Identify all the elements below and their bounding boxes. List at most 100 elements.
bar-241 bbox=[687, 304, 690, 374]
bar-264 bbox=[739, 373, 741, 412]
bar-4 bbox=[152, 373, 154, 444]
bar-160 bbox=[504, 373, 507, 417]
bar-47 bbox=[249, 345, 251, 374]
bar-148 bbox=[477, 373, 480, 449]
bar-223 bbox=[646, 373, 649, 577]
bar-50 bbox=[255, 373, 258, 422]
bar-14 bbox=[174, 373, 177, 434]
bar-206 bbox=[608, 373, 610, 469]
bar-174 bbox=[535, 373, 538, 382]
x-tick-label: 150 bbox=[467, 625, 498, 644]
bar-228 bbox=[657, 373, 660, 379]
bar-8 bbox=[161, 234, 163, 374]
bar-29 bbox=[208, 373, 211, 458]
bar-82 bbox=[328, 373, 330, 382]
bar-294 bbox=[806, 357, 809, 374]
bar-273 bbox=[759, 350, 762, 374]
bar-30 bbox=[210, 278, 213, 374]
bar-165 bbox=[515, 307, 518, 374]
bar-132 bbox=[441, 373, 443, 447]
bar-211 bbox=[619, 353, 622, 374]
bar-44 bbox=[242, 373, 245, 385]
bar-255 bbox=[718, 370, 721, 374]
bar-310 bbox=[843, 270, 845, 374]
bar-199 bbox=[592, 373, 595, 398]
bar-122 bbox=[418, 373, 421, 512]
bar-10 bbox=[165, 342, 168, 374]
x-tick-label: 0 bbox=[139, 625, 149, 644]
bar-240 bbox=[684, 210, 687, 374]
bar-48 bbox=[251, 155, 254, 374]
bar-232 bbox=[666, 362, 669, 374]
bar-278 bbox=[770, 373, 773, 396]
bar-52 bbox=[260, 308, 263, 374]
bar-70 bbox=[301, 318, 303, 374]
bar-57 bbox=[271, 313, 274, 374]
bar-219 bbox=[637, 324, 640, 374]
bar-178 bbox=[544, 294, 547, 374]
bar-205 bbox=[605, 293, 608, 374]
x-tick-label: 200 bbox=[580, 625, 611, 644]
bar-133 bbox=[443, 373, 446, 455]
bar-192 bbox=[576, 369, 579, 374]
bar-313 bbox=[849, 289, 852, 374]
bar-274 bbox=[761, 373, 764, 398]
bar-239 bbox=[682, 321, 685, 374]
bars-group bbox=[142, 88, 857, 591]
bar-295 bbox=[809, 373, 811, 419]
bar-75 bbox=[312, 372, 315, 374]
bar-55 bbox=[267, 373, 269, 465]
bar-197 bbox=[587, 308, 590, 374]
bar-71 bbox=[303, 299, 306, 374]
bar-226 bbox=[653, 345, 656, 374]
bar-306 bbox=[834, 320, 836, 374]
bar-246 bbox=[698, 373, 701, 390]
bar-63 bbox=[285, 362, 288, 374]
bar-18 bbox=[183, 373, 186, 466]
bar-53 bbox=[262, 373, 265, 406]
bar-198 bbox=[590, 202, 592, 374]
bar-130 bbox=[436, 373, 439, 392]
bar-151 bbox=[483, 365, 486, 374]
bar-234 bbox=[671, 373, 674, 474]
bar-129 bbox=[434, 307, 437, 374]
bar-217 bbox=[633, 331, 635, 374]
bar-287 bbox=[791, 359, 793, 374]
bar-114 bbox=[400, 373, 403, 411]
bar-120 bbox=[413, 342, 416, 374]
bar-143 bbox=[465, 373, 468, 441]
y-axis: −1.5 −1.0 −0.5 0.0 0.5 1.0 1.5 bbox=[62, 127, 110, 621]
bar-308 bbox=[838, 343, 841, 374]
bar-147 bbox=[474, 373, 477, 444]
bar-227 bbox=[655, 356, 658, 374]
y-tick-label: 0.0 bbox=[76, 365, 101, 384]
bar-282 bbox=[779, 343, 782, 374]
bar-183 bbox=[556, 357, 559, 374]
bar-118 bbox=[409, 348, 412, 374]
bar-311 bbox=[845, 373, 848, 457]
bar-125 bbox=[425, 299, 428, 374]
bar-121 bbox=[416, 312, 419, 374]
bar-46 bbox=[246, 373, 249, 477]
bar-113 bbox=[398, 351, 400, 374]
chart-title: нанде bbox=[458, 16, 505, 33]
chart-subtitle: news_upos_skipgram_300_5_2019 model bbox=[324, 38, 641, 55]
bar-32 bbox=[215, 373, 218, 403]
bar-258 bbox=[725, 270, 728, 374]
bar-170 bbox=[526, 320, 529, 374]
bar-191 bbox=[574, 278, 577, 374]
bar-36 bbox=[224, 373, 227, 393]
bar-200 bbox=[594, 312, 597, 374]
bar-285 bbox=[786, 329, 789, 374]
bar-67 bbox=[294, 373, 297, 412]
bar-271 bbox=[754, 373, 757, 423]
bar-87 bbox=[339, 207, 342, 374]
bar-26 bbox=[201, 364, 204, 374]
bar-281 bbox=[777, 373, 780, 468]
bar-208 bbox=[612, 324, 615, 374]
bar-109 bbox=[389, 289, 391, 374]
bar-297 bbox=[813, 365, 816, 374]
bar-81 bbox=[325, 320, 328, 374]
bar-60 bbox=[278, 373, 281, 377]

**Exercise aim**. Could you render the entries above as a JSON list of strings, one per line with blank lines left out, starting from the first line and running up to and including the line with "bar-174 bbox=[535, 373, 538, 382]"?

**Result for this exercise**.
[
  "Identify all the elements below and their bounding boxes. List at most 100 elements.",
  "bar-241 bbox=[687, 304, 690, 374]",
  "bar-264 bbox=[739, 373, 741, 412]",
  "bar-4 bbox=[152, 373, 154, 444]",
  "bar-160 bbox=[504, 373, 507, 417]",
  "bar-47 bbox=[249, 345, 251, 374]",
  "bar-148 bbox=[477, 373, 480, 449]",
  "bar-223 bbox=[646, 373, 649, 577]",
  "bar-50 bbox=[255, 373, 258, 422]",
  "bar-14 bbox=[174, 373, 177, 434]",
  "bar-206 bbox=[608, 373, 610, 469]",
  "bar-174 bbox=[535, 373, 538, 382]"
]